- [Short task]
Take every line from the material that has the word "suitable" in it.

Data items:
****************

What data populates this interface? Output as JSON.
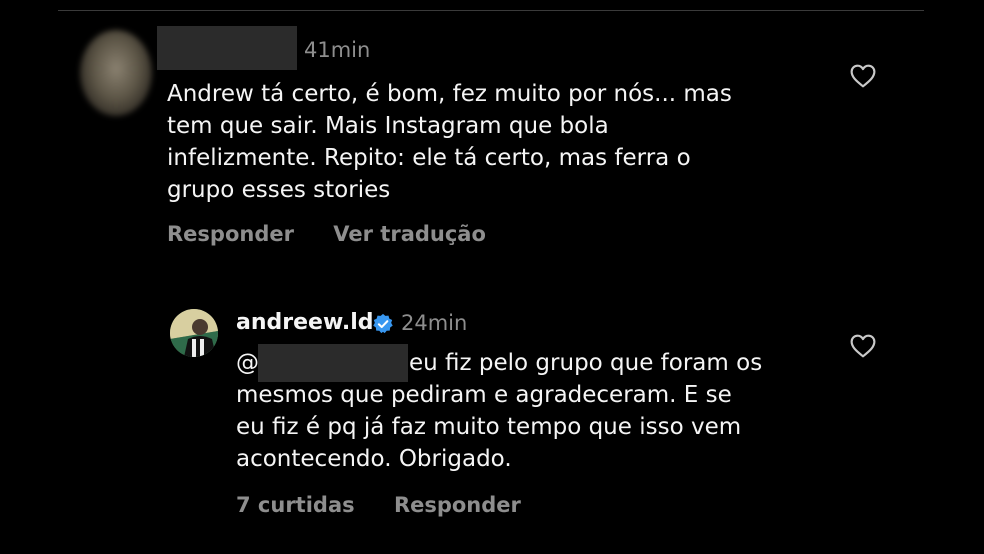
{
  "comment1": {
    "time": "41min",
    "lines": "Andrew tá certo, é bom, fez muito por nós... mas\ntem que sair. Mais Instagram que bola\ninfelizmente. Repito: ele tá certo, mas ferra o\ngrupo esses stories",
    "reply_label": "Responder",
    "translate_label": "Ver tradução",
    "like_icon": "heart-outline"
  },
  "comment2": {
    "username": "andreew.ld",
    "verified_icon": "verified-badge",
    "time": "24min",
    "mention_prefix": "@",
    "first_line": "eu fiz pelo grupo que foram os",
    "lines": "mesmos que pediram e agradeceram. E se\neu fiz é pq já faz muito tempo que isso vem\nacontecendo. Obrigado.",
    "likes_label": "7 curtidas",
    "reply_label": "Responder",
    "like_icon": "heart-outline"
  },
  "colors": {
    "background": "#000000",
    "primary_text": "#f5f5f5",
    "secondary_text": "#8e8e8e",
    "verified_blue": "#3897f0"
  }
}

****************

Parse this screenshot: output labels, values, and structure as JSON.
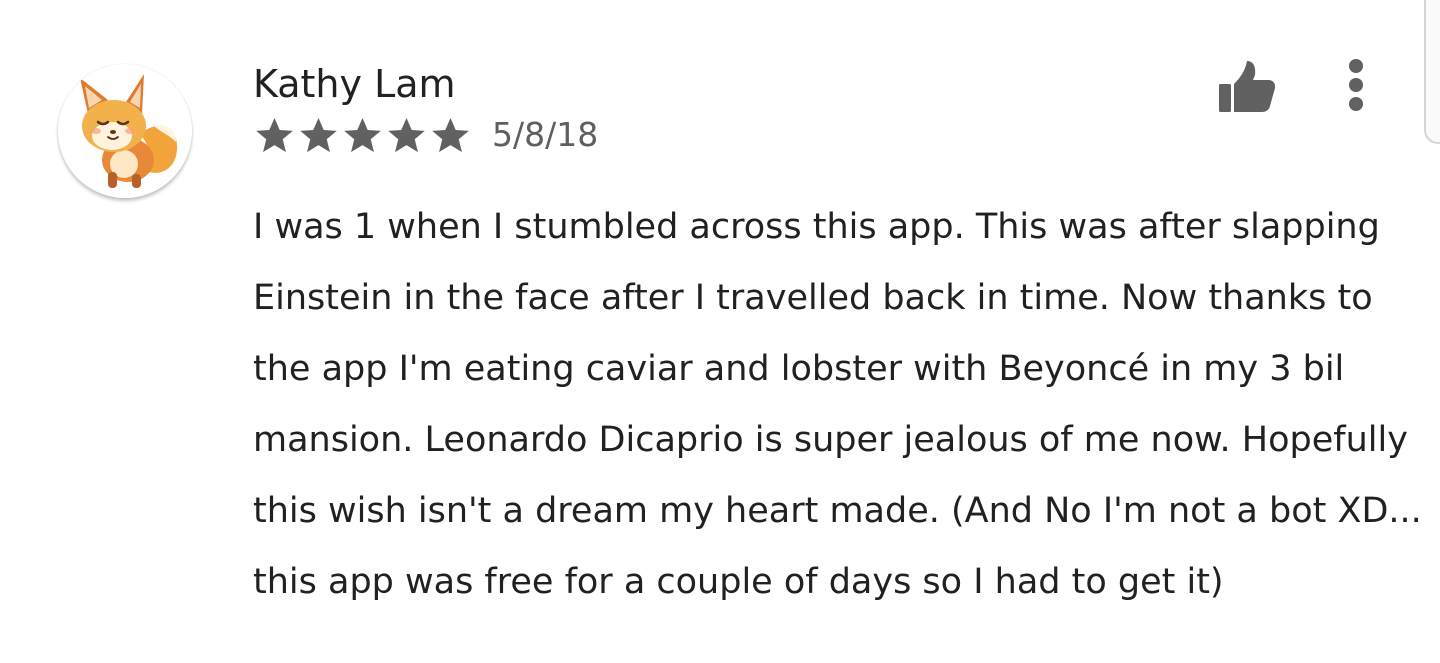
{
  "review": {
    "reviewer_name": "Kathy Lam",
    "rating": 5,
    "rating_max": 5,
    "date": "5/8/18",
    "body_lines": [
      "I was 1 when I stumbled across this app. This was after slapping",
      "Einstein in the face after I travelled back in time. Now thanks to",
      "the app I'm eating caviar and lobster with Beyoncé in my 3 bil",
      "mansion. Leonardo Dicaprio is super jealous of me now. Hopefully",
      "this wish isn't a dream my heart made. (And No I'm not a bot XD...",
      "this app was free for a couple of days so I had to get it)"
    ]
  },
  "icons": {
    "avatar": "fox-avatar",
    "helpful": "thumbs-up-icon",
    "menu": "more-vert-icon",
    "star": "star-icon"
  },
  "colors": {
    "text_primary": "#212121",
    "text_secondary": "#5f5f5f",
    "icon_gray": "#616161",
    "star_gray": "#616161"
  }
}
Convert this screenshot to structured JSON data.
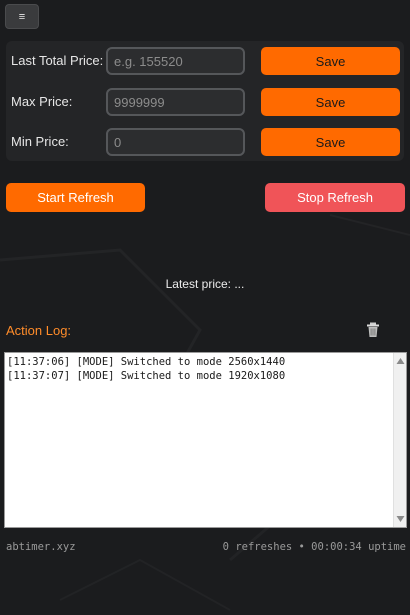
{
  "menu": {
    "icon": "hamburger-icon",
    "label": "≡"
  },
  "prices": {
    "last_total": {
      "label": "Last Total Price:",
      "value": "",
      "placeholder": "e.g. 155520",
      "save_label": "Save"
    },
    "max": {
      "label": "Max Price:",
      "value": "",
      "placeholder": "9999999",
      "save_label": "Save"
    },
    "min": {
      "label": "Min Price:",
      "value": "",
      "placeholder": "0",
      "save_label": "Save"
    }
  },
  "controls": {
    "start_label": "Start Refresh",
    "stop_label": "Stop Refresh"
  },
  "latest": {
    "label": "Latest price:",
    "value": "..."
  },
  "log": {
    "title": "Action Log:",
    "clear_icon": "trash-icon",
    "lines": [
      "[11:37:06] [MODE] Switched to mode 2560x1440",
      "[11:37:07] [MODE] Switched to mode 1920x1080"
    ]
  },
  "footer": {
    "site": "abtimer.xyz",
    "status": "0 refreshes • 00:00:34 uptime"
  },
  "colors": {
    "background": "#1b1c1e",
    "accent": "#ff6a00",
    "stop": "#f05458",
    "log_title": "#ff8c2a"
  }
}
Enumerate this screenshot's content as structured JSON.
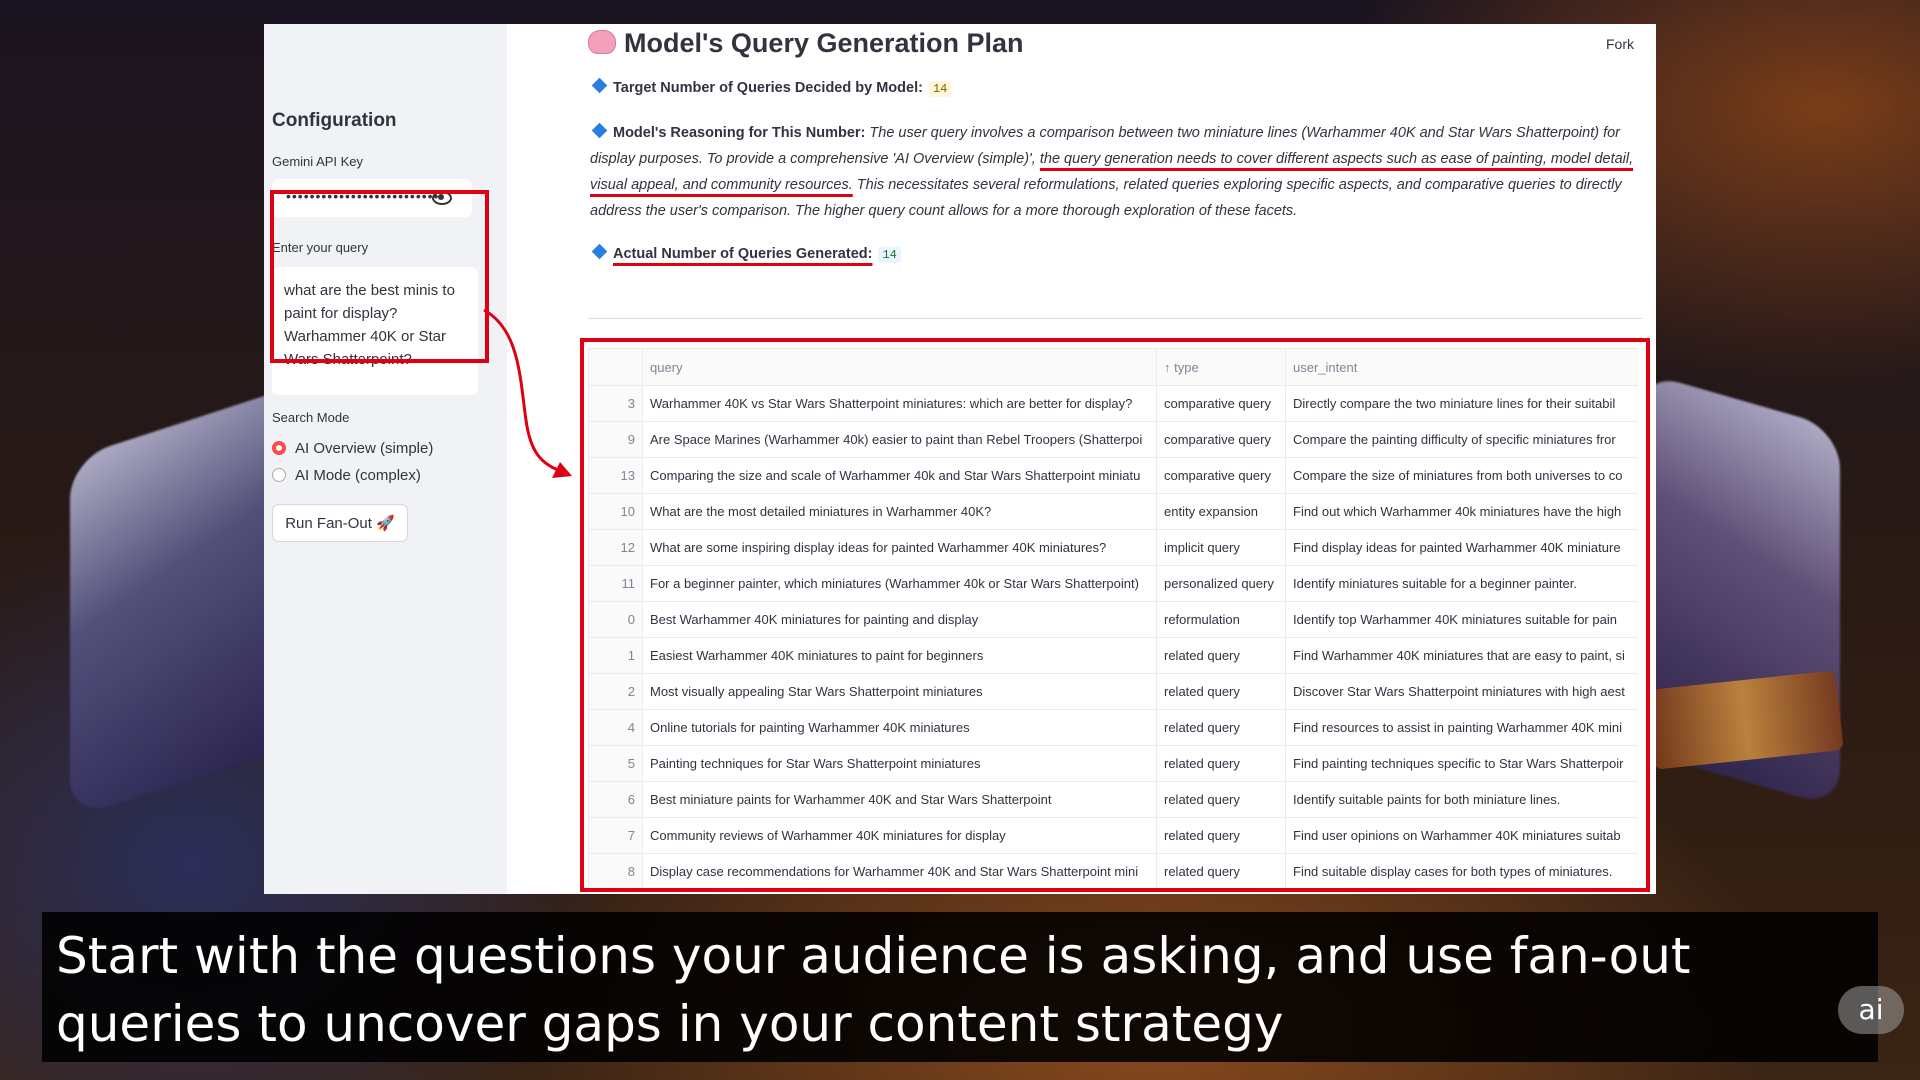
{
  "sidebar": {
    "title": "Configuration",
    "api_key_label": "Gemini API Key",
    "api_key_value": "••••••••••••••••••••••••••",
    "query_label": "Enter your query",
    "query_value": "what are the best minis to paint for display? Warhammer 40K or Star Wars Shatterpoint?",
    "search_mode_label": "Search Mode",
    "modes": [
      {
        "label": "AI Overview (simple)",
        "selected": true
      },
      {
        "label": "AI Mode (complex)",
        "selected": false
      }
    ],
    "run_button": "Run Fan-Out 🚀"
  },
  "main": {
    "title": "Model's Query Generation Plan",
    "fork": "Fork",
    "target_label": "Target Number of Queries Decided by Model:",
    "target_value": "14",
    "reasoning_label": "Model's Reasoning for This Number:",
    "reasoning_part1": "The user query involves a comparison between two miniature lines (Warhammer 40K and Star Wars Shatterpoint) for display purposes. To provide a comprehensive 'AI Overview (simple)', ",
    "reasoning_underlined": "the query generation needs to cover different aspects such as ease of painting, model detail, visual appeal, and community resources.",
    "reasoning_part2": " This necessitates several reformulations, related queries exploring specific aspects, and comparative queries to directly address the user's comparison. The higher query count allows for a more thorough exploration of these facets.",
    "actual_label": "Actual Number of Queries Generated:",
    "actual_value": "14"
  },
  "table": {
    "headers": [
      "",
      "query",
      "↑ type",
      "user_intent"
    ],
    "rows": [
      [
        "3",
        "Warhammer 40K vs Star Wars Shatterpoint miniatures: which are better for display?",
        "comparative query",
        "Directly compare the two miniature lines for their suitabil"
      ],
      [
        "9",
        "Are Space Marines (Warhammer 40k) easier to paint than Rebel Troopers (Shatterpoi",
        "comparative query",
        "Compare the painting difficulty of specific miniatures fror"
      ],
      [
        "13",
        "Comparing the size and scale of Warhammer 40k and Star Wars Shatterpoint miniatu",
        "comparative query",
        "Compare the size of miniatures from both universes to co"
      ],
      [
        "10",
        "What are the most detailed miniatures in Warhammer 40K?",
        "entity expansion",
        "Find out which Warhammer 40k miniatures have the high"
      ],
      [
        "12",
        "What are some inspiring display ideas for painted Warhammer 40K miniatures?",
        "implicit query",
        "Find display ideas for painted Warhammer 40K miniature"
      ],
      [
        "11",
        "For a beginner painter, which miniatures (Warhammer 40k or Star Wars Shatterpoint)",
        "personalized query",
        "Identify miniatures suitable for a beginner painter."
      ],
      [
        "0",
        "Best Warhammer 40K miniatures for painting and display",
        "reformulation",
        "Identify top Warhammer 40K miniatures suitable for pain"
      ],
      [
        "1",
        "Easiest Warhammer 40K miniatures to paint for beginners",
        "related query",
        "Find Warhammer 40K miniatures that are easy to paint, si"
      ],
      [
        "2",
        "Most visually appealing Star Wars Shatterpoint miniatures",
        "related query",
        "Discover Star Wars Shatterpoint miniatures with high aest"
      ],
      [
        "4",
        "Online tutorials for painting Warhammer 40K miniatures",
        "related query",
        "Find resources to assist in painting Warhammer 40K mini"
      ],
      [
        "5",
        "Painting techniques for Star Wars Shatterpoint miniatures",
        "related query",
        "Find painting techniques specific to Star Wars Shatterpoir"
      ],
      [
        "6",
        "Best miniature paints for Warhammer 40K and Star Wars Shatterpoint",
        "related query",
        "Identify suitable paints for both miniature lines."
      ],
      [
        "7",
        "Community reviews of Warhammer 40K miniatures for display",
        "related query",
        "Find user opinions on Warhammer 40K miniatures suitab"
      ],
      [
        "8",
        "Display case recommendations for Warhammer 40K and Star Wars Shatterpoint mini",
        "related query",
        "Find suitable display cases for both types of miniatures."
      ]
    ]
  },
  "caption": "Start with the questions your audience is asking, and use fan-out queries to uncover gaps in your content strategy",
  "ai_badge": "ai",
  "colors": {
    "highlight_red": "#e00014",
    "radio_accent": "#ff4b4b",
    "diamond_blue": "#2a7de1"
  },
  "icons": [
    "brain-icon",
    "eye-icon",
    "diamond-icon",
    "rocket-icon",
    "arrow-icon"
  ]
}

****************

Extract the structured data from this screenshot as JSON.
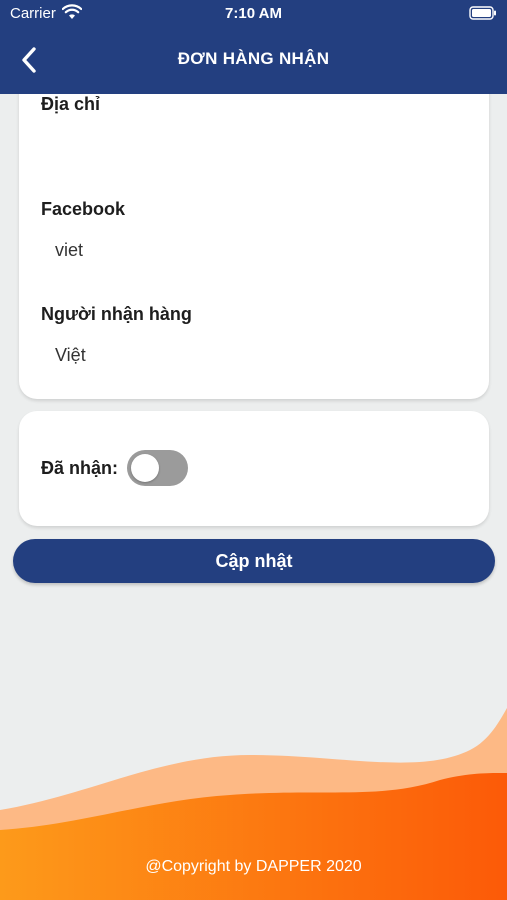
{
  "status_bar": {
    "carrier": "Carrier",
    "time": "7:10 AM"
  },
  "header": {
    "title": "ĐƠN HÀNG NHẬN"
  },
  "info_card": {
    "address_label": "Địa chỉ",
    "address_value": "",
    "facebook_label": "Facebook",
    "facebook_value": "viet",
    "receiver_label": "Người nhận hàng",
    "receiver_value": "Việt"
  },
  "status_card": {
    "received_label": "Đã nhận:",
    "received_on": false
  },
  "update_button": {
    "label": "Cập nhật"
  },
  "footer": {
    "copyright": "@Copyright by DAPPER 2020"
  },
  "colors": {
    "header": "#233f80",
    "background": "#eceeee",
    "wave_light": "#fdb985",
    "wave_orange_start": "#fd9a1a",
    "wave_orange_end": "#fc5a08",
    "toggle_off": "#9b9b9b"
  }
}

****************

- [Task output]
        "Identify miniatures suitable for a beginner painter."
        "Identify top Warhammer 40K miniatures suitable for pain"
        "Identify suitable paints for both miniature lines."
        "Find suitable display cases for both types of miniatures."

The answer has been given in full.